==== Provided records

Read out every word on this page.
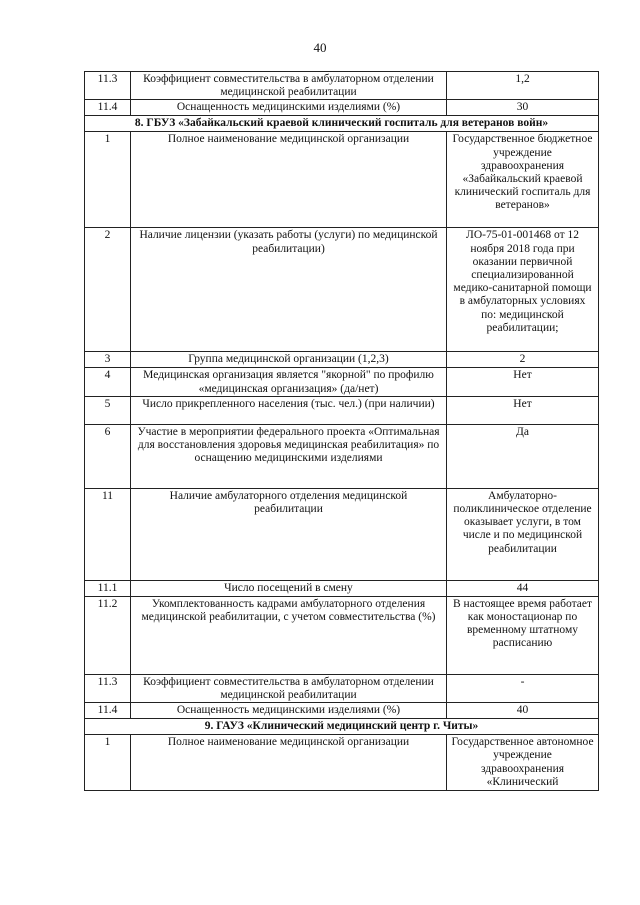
40
11.3	Коэффициент совместительства в амбулаторном отделении медицинской реабилитации	1,2
11.4	Оснащенность медицинскими изделиями (%)	30
8. ГБУЗ «Забайкальский краевой клинический госпиталь для ветеранов войн»		
1	Полное наименование медицинской организации	Государственное бюджетное учреждение здравоохранения «Забайкальский краевой клинический госпиталь для ветеранов»
2	Наличие лицензии (указать работы (услуги) по медицинской реабилитации)	ЛО-75-01-001468 от 12 ноября 2018 года при оказании первичной специализированной медико-санитарной помощи в амбулаторных условиях по: медицинской реабилитации;
3	Группа медицинской организации (1,2,3)	2
4	Медицинская организация является "якорной" по профилю «медицинская организация» (да/нет)	Нет
5	Число прикрепленного населения (тыс. чел.) (при наличии)	Нет
6	Участие в мероприятии федерального проекта «Оптимальная для восстановления здоровья медицинская реабилитация» по оснащению медицинскими изделиями	Да
11	Наличие амбулаторного отделения медицинской реабилитации	Амбулаторно-поликлиническое отделение оказывает услуги, в том числе и по медицинской реабилитации
11.1	Число посещений в смену	44
11.2	Укомплектованность кадрами амбулаторного отделения медицинской реабилитации, с учетом совместительства (%)	В настоящее время работает как моностационар по временному штатному расписанию
11.3	Коэффициент совместительства в амбулаторном отделении медицинской реабилитации	-
11.4	Оснащенность медицинскими изделиями (%)	40
9. ГАУЗ «Клинический медицинский центр г. Читы»		
1	Полное наименование медицинской организации	Государственное автономное учреждение здравоохранения «Клинический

========

_What you need to do:_
Set the entries down again exactly. Do not include the images.

_Correct response:_
Read out every word on this page.
40
11.3	Коэффициент совместительства в амбулаторном отделении медицинской реабилитации	1,2
11.4	Оснащенность медицинскими изделиями (%)	30
8. ГБУЗ «Забайкальский краевой клинический госпиталь для ветеранов войн»		
1	Полное наименование медицинской организации	Государственное бюджетное учреждение здравоохранения «Забайкальский краевой клинический госпиталь для ветеранов»
2	Наличие лицензии (указать работы (услуги) по медицинской реабилитации)	ЛО-75-01-001468 от 12 ноября 2018 года при оказании первичной специализированной медико-санитарной помощи в амбулаторных условиях по: медицинской реабилитации;
3	Группа медицинской организации (1,2,3)	2
4	Медицинская организация является "якорной" по профилю «медицинская организация» (да/нет)	Нет
5	Число прикрепленного населения (тыс. чел.) (при наличии)	Нет
6	Участие в мероприятии федерального проекта «Оптимальная для восстановления здоровья медицинская реабилитация» по оснащению медицинскими изделиями	Да
11	Наличие амбулаторного отделения медицинской реабилитации	Амбулаторно-поликлиническое отделение оказывает услуги, в том числе и по медицинской реабилитации
11.1	Число посещений в смену	44
11.2	Укомплектованность кадрами амбулаторного отделения медицинской реабилитации, с учетом совместительства (%)	В настоящее время работает как моностационар по временному штатному расписанию
11.3	Коэффициент совместительства в амбулаторном отделении медицинской реабилитации	-
11.4	Оснащенность медицинскими изделиями (%)	40
9. ГАУЗ «Клинический медицинский центр г. Читы»		
1	Полное наименование медицинской организации	Государственное автономное учреждение здравоохранения «Клинический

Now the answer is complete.